- _Passage_
· · · · ·
Abstract
Autophagy (in Greek: self-eating) is the cellular process for delivery of heterogenic intracellular material to lysosomal digestion. Protein kinases are integral to the autophagy process, and when dysregulated or mutated cause several human diseases. Atg1, the first autophagy-related protein identified is a serine/threonine protein kinases (STPKs). mTOR (mammalian Target of Rapamycin), AMPK (AMP-activated protein kinase), Akt, MAPK (mitogen-activated protein kinase) and PKC (protein kinase C) are other STPKs which regulate various components/steps of autophagy, and are often deregulated in cancer. MAPK have three subfamilies – ERKs, p38, and JNKs. JNKs (c-Jun N-terminal Kinases) have three isoforms in mammals – JNK1, JNK2, and JNK3, each with distinct cellular locations and functions. JNK1 plays role in starvation induced activation of autophagy, and the context-specific role of autophagy in tumorigenesis establish JNK1 a challenging anticancer drug target. Since JNKs are closely related to other members of MAPK family (p38, MAP kinase and the ERKs), it is difficult to design JNK-selective inhibitors. Designing JNK isoform-selective inhibitors are even more challenging as the ATP-binding sites among all JNKs are highly conserved. Although limited informations are available to explore computational approaches to predict JNK1 inhibitors, it seems diificult to find literature exploring machine learning techniques to predict JNKs inhibitors. This study aims to apply machine learning to predict JNK1 inhibitors regulating autophagy in cancer using Random Forest (RF). Here, RF algorithm is used for two purposes‐ to select and rank the molecular descriptors calculated using PaDEL descriptor software and as clasifier. The descriptors are prioritized by calculating Variable Importance Measures (VIMs) using functions based on mean square error (IncMSE) and node purity (IncNodePurity) of RF. The classification models based on a set of 22 prioritized descriptors shows accuracy 86.36%, precision 88.27% and AUC (Area Under ROC curve) 0.8914. We conclude that machine learning-based compound classification using Random Forest is one of the ligand-based approach that can be opted for virtual screening of large compound library of JNK1 bioactives.
· · · · ·
- _Supplied material_
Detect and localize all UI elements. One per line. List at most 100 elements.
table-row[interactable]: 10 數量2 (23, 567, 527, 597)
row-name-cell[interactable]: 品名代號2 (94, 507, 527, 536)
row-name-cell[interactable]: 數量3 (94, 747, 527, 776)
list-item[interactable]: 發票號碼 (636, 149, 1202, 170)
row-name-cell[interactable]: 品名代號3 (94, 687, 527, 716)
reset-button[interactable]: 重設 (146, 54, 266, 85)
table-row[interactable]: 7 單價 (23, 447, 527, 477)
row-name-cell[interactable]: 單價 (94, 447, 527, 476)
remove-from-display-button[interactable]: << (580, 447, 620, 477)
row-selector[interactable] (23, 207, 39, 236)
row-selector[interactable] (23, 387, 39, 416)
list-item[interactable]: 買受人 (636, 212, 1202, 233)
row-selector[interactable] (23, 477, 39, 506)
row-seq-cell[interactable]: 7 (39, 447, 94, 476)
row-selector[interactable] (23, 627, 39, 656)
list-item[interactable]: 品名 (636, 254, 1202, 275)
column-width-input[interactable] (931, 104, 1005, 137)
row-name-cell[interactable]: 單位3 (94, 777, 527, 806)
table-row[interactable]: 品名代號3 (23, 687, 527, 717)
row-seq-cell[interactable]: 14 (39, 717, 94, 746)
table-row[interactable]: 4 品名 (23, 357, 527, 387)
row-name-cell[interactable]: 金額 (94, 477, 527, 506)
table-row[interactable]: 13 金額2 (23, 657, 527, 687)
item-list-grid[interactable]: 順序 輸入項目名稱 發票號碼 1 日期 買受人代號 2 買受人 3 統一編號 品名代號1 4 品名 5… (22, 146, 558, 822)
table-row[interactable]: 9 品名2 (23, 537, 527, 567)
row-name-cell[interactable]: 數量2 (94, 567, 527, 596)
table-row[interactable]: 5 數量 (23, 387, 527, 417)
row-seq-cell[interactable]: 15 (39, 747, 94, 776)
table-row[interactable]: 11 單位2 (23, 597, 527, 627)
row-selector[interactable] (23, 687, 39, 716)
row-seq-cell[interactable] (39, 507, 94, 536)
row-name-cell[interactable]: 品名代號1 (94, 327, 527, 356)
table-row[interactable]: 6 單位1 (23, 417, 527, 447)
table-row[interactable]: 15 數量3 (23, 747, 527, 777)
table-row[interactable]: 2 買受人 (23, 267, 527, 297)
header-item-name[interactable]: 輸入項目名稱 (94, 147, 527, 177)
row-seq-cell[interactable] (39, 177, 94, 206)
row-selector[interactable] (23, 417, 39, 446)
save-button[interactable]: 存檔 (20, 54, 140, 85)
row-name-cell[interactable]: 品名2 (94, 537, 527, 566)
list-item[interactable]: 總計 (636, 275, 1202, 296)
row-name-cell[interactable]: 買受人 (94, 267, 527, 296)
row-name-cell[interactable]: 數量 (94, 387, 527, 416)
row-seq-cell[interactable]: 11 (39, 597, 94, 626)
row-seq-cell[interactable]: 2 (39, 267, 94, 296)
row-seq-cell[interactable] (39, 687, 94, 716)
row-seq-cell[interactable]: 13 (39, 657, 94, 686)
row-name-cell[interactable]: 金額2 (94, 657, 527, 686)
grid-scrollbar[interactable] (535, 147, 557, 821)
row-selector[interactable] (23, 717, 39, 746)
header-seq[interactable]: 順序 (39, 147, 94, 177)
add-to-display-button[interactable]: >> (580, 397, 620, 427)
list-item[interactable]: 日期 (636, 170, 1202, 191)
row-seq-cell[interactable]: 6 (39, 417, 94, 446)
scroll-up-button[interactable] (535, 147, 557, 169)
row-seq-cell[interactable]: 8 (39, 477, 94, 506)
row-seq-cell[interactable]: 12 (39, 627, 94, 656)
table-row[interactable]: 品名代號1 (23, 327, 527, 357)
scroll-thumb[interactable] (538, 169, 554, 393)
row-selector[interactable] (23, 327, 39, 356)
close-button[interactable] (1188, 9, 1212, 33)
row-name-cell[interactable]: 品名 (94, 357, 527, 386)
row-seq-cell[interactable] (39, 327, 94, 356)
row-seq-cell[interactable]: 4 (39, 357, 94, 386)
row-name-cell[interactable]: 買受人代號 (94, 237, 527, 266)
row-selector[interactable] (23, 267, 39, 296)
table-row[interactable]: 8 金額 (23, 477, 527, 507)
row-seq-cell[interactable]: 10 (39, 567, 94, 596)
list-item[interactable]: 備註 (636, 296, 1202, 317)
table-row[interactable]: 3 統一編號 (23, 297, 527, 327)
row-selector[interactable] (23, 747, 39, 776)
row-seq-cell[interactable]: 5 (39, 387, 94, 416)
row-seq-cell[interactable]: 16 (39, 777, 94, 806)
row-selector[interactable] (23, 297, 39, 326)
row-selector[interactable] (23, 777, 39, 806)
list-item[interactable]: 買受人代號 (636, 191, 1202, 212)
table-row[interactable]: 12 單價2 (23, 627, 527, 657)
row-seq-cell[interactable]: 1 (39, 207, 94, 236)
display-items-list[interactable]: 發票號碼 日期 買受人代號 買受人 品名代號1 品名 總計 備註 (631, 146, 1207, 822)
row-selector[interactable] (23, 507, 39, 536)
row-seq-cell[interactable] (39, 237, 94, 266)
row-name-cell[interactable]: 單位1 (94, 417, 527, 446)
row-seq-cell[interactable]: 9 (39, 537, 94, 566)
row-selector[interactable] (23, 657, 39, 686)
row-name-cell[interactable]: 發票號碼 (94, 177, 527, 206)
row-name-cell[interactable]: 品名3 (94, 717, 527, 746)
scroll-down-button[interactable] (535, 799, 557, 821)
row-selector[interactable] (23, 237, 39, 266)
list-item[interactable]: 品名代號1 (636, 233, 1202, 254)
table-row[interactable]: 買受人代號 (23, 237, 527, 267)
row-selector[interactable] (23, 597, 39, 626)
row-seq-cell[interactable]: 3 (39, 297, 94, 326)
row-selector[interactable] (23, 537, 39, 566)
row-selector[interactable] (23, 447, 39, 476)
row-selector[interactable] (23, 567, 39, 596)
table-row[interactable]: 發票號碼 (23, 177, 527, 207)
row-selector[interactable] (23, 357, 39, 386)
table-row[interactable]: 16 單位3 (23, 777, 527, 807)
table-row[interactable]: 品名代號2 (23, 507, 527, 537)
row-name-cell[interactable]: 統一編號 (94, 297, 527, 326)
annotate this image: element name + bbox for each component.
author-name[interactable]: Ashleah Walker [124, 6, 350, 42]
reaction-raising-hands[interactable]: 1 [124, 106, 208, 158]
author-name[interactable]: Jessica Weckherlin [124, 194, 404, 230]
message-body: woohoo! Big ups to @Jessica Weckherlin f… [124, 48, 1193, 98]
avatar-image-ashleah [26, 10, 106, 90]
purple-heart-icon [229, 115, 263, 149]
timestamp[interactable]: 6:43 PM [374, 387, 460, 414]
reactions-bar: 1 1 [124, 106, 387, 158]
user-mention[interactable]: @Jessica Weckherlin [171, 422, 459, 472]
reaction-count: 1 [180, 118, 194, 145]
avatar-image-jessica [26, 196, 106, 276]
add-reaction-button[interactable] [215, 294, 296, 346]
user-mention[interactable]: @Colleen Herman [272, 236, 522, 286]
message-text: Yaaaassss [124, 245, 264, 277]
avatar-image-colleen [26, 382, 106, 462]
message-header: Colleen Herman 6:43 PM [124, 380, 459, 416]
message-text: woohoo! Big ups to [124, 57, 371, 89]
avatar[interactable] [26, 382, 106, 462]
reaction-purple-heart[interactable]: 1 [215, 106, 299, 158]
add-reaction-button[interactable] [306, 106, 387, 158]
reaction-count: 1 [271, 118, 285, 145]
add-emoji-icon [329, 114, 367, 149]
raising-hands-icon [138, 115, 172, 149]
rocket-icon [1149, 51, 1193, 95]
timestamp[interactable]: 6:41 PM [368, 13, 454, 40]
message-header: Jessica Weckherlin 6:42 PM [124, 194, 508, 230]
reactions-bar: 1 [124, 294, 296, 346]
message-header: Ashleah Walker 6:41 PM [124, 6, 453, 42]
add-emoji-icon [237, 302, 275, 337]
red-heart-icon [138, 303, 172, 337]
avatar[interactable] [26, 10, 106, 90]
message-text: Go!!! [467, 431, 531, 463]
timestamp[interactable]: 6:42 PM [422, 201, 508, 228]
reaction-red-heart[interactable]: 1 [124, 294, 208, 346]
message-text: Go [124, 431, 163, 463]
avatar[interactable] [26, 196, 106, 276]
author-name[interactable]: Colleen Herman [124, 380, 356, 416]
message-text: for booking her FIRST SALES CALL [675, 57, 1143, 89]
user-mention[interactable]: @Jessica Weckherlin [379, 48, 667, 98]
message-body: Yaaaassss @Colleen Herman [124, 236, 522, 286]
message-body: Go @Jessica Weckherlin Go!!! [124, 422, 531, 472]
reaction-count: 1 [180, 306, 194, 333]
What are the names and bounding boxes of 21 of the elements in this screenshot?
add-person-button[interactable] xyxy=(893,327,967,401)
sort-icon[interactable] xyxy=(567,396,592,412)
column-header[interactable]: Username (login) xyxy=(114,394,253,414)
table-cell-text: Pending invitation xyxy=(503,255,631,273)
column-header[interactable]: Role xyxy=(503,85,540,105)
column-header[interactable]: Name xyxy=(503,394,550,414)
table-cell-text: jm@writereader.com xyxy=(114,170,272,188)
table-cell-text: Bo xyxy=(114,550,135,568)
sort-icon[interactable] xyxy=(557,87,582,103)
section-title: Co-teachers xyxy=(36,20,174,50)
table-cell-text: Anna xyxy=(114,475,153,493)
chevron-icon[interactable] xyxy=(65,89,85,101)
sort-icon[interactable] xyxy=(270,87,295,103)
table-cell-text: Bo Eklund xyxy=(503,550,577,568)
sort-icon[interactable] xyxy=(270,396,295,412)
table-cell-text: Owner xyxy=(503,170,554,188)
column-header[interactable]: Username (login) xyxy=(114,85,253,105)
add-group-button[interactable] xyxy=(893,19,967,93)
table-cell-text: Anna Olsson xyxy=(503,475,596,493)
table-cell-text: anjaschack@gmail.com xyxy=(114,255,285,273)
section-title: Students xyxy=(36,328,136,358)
· · · · ·
- _Tasks to carry out_
A) In the abstract on JNK1 inhibitors, what accuracy did the classification models built on the 22 prioritized descriptors reach?
B) Using the abstract on JNK1 inhibitors, explain why designing inhibitors selective for a single JNK isoform is especially challenging.
C) Continue the abstract on JNK1 inhibitors from where it stops.

- _Task-by-task answers_
A) 86.36%

B) It is hard because the ATP-binding sites are highly conserved across all the JNKs. This adds to the general difficulty of making JNK-selective inhibitors, since JNKs are closely related to other MAPK family members.

C)
Author Summary Out of the three isoforms of JNKs (cJun N-terminal Kinases) in human (each with distinct cellular locations and functions), JNK1 plays role in starvation induced activation of autophagy. The role of JNK1 in autophagy modulation and dual role of autophagy in tumor cells makes JNK1 a promising anticancer drug target. Since JNKs are closely related to other members of MAPK (Mitogen-Activated Protein Kinases) family, it is difficult to design JNK selective inhibitors. Designing JNK isoformselective inhibitors are even more challenging as the ATP binding sites among all JNKs are highly conserved. Random forest classifier usually outperforms several other machine learning algorithms for classification and prediction tasks in diverse areas of research. In this work, we have used Random Forest algorithm for two purposes: (i) calculating variable importance measures to rank and select molecular features, and (ii) predicting JNK1 inhibitors regulating autophagy in cancer. We have used paDEL calculated molecular features of JNK1 bioactivity dataset from ChEMBL database to build classification models using random forest classifier. Our results show that by optimally selecting features from top 10% based on variable importance measure the classification accuracy is high, and the classification model proposed in this study can be integrated with drug design pipeline to virtually screen compound libraries for predicting JNK1 inhibitors.